#### STATED PROBLEM
Select and copy out every line in the records containing "horiek".

((

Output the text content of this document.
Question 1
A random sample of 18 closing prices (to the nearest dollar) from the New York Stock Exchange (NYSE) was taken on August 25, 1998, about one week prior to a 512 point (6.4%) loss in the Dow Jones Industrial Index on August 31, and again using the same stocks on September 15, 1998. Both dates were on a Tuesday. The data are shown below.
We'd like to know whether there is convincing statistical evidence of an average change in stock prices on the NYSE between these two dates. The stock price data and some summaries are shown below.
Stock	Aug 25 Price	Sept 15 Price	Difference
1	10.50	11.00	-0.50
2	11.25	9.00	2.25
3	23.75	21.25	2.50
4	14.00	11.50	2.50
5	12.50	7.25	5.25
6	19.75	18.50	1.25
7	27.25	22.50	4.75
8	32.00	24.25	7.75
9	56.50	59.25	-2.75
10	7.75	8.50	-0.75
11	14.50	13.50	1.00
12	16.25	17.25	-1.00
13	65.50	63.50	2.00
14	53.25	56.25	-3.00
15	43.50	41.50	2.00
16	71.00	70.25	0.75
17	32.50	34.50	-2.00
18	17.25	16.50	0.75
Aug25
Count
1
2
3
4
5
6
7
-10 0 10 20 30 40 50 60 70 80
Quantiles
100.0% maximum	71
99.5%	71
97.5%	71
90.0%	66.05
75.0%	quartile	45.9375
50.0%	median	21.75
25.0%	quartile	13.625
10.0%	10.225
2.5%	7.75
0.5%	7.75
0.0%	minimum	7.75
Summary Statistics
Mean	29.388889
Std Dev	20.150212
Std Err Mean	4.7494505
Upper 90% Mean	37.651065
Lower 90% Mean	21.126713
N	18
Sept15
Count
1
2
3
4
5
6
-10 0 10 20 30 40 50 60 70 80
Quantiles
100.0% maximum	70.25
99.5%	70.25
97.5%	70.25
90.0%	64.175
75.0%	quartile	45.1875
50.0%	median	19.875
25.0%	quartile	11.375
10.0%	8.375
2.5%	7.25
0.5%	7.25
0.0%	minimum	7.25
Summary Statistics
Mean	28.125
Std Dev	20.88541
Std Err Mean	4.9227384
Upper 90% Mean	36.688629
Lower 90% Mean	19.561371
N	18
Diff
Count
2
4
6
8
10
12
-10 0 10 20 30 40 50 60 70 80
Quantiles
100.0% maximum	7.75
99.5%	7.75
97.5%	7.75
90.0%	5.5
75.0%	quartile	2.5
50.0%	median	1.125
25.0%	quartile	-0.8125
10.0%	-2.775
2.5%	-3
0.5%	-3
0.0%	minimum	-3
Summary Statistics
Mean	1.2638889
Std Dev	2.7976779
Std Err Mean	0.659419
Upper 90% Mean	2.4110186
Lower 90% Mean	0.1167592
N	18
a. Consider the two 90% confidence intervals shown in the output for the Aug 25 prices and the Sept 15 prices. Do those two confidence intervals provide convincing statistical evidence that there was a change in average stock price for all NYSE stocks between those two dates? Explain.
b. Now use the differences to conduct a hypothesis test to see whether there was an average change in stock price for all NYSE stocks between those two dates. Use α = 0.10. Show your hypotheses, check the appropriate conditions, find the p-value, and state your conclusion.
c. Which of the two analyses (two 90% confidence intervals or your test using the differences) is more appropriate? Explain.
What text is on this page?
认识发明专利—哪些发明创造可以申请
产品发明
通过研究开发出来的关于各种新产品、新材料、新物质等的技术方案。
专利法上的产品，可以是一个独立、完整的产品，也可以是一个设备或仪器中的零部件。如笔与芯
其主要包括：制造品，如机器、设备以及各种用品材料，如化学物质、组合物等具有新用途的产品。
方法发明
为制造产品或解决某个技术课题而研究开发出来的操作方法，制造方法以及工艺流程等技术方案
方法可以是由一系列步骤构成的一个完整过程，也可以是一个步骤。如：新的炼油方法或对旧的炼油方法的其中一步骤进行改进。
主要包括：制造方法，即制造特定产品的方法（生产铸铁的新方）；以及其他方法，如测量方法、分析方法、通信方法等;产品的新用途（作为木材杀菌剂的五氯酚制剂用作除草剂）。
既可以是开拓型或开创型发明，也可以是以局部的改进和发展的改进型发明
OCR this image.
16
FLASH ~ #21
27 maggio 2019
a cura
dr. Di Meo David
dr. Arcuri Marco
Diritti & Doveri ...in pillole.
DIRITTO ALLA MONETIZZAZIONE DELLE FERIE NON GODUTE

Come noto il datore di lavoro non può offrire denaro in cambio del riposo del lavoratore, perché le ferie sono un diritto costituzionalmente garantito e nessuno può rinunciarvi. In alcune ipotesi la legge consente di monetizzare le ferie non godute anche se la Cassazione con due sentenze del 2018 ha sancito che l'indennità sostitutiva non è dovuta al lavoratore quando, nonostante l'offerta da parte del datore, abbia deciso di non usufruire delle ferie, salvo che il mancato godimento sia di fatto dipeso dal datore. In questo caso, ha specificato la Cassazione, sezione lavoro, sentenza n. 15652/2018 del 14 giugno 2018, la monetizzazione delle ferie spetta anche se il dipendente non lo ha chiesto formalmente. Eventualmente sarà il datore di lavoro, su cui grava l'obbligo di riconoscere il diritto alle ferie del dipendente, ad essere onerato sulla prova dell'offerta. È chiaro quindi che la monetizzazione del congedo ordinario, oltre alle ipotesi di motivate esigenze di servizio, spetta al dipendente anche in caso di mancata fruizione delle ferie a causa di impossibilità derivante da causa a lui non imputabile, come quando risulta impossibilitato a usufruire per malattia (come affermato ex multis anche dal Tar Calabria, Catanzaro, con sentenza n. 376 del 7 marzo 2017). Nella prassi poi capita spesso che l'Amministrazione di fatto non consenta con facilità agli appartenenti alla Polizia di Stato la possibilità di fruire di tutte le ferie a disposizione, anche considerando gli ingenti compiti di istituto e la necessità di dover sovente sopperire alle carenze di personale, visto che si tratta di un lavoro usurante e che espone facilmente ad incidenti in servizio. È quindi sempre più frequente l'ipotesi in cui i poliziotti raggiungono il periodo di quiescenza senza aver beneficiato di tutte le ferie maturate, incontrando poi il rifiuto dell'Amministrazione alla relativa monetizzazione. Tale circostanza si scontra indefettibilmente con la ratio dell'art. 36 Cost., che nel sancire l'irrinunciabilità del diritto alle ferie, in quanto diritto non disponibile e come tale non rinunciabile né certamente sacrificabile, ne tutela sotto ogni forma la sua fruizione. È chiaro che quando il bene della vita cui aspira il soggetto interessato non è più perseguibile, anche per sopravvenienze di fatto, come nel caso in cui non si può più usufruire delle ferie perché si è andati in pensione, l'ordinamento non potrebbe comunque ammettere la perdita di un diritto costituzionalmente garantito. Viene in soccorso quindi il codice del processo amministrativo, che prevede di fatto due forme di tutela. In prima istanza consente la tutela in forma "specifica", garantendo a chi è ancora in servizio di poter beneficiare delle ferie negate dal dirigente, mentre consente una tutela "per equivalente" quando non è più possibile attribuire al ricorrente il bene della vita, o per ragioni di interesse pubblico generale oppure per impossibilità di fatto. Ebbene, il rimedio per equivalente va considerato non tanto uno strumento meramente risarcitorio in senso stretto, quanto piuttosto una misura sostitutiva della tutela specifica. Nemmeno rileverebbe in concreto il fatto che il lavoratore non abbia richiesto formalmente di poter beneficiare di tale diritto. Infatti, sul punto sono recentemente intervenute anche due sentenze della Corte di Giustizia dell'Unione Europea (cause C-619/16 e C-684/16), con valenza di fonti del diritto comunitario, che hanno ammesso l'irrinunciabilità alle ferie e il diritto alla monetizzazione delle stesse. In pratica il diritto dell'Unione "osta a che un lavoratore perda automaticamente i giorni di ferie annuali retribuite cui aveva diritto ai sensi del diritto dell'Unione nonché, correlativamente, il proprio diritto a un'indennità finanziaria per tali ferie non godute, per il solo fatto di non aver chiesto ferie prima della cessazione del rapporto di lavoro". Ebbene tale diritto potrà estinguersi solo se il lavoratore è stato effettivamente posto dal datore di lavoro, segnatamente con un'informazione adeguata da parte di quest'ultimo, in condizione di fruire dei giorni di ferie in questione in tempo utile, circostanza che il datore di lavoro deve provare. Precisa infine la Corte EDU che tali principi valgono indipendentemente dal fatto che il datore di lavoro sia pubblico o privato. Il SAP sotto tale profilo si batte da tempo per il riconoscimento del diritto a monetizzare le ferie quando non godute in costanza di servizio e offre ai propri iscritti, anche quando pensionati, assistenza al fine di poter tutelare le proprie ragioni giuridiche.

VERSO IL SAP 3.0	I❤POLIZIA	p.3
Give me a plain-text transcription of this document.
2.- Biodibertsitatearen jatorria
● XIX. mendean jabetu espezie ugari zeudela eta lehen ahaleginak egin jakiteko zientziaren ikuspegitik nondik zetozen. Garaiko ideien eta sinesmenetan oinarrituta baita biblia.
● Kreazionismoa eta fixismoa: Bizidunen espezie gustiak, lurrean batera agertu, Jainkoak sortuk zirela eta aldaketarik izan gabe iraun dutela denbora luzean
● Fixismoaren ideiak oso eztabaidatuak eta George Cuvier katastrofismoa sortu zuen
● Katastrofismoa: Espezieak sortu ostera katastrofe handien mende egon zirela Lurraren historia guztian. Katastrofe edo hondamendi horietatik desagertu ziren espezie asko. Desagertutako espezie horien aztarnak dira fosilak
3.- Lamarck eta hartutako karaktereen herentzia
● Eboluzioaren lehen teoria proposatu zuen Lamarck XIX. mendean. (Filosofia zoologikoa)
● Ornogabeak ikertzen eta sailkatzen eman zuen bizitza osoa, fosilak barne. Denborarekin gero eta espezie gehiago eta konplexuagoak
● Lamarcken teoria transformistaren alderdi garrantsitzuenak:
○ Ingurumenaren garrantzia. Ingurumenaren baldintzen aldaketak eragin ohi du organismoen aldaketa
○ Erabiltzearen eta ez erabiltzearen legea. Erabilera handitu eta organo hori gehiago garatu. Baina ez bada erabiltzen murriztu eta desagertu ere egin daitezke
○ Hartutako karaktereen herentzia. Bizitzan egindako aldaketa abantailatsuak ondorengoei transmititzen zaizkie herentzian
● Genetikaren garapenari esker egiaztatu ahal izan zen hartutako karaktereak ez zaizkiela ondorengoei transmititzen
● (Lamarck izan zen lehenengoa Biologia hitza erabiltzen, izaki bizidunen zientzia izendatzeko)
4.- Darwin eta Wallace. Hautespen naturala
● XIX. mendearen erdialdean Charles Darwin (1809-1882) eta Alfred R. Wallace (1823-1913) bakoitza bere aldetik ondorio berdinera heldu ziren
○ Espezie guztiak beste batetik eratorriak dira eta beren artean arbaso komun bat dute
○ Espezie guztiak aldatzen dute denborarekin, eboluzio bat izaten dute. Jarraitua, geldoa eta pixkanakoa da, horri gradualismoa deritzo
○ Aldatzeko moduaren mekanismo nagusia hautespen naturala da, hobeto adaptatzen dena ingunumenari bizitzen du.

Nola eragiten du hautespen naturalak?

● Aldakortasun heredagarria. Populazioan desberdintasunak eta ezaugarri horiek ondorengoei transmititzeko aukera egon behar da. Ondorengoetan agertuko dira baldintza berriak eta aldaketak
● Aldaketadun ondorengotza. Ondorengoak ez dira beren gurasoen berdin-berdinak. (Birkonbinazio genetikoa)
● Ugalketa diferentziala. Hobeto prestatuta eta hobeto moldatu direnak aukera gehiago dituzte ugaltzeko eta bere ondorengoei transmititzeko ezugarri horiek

))

#### TASK OUTPUT
● Aldakortasun heredagarria. Populazioan desberdintasunak eta ezaugarri horiek ondorengoei transmititzeko aukera egon behar da. Ondorengoetan agertuko dira baldintza berriak eta aldaketak
● Ugalketa diferentziala. Hobeto prestatuta eta hobeto moldatu direnak aukera gehiago dituzte ugaltzeko eta bere ondorengoei transmititzeko ezugarri horiek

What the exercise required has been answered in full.